▶ TASK MATERIAL
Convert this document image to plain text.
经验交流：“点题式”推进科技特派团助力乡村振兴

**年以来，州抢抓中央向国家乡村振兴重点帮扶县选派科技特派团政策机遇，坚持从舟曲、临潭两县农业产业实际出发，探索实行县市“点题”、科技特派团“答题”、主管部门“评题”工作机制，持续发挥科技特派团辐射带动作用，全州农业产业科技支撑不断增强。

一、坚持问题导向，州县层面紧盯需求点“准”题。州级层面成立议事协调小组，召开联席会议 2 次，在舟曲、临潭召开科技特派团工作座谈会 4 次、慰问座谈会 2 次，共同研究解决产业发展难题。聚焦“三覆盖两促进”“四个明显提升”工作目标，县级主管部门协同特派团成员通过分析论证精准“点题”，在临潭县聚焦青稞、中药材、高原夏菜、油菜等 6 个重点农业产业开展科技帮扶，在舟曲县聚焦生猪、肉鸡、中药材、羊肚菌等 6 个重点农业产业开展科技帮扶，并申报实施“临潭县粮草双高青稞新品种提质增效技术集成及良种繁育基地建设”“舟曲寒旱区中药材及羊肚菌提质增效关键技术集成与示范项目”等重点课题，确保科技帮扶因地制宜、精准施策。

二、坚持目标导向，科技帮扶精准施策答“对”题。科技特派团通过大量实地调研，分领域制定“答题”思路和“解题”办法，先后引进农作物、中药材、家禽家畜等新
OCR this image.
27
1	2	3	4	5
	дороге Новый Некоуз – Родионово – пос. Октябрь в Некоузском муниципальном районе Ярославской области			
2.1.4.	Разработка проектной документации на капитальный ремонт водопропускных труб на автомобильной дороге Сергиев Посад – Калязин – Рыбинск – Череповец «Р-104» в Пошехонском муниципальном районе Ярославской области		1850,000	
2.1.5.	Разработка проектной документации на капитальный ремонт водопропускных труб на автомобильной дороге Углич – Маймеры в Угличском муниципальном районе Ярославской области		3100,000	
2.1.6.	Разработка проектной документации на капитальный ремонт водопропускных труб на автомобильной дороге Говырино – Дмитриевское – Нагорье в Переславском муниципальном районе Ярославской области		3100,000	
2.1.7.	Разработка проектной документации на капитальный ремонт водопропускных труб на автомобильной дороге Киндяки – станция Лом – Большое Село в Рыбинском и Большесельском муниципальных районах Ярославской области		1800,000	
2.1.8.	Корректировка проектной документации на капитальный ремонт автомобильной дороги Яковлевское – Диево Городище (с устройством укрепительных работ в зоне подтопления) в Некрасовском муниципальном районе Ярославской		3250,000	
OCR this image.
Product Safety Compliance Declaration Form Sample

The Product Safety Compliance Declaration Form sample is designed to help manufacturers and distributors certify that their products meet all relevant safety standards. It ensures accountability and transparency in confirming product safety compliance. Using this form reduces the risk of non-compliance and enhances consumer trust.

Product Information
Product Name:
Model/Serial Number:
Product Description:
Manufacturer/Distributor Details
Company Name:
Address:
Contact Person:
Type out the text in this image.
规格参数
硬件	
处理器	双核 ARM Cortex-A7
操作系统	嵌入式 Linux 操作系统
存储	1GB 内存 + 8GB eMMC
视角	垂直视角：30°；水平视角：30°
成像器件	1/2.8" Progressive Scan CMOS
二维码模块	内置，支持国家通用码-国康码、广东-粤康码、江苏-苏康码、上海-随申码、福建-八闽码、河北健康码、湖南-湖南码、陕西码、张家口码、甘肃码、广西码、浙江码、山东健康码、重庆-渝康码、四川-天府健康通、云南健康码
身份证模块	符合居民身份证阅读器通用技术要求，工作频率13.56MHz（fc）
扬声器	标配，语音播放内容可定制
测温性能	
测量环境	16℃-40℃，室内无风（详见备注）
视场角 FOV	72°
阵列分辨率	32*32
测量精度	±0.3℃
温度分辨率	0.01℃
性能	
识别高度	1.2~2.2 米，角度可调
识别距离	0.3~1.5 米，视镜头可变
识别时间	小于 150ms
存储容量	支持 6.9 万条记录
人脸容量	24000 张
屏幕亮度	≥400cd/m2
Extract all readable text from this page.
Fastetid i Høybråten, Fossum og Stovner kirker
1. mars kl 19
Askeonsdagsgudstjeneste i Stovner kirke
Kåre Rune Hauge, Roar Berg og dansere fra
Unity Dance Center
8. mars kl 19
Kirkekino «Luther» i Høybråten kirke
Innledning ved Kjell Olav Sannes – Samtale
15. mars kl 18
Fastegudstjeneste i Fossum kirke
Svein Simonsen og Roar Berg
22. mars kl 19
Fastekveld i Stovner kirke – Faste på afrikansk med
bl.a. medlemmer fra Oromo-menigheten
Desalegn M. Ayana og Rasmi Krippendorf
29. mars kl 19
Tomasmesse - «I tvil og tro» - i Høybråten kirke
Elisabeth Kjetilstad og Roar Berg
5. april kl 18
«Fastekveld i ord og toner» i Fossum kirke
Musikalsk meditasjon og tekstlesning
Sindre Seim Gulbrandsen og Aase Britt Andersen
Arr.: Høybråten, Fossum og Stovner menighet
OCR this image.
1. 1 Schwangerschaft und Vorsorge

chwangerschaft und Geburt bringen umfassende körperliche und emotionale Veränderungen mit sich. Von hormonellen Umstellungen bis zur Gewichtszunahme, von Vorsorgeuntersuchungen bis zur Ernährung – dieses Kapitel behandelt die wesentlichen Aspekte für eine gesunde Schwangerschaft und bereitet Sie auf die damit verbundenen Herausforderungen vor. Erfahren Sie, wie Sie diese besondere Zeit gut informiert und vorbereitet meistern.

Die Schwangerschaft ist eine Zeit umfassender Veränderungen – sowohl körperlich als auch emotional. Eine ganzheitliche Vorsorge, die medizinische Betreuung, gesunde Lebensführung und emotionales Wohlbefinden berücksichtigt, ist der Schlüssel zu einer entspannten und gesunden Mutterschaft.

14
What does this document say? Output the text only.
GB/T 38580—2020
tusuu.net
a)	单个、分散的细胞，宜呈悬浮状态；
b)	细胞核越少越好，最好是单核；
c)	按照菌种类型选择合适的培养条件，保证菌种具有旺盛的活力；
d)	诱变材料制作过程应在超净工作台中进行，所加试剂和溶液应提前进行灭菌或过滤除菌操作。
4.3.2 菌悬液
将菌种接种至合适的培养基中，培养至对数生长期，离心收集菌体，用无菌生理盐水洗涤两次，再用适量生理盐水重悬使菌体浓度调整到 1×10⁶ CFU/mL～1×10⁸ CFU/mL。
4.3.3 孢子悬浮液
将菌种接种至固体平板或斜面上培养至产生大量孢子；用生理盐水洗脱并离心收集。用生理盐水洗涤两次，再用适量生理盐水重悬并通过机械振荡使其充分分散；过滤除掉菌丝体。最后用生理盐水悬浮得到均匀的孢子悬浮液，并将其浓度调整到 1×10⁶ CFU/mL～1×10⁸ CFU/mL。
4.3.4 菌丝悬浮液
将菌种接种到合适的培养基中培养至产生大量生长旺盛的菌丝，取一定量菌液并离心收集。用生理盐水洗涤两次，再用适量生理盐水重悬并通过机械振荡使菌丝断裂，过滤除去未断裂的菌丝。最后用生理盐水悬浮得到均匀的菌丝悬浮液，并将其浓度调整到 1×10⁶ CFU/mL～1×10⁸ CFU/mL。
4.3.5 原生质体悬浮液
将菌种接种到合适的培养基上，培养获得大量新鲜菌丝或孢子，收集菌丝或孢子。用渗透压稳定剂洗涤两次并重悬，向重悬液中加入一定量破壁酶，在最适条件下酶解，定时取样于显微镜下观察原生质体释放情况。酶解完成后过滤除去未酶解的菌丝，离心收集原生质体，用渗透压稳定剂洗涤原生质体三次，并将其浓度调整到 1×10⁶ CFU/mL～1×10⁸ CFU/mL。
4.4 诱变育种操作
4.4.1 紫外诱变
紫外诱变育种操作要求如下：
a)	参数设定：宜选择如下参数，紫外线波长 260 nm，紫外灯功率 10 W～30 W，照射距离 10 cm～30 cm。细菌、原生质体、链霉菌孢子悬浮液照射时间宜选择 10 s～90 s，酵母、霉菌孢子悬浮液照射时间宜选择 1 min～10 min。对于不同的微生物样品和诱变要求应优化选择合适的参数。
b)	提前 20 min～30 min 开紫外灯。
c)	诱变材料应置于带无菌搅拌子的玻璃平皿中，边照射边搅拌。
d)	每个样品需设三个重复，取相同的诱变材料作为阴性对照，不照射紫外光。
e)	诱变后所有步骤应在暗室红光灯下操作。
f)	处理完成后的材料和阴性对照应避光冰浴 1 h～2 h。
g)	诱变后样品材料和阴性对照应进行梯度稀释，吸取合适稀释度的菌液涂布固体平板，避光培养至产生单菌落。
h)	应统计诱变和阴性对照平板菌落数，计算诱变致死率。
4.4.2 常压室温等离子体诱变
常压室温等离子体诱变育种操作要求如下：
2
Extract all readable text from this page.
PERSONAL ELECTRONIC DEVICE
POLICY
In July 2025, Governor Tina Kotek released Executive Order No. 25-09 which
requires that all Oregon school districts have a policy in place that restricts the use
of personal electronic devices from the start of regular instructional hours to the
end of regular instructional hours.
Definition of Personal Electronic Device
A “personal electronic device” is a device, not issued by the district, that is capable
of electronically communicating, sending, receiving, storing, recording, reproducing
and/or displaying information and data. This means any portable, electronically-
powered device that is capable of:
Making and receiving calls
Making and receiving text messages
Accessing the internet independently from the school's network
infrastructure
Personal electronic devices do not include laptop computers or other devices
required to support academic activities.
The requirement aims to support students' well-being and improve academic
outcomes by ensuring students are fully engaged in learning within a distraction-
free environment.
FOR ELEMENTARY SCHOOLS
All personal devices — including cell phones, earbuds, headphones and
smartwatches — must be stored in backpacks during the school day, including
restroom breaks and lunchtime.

▶ EXERCISE GOAL
Pull out every line in the data above that has the word "academic".

▶ EXPECTED ANSWER
required to support academic activities.
The requirement aims to support students' well-being and improve academic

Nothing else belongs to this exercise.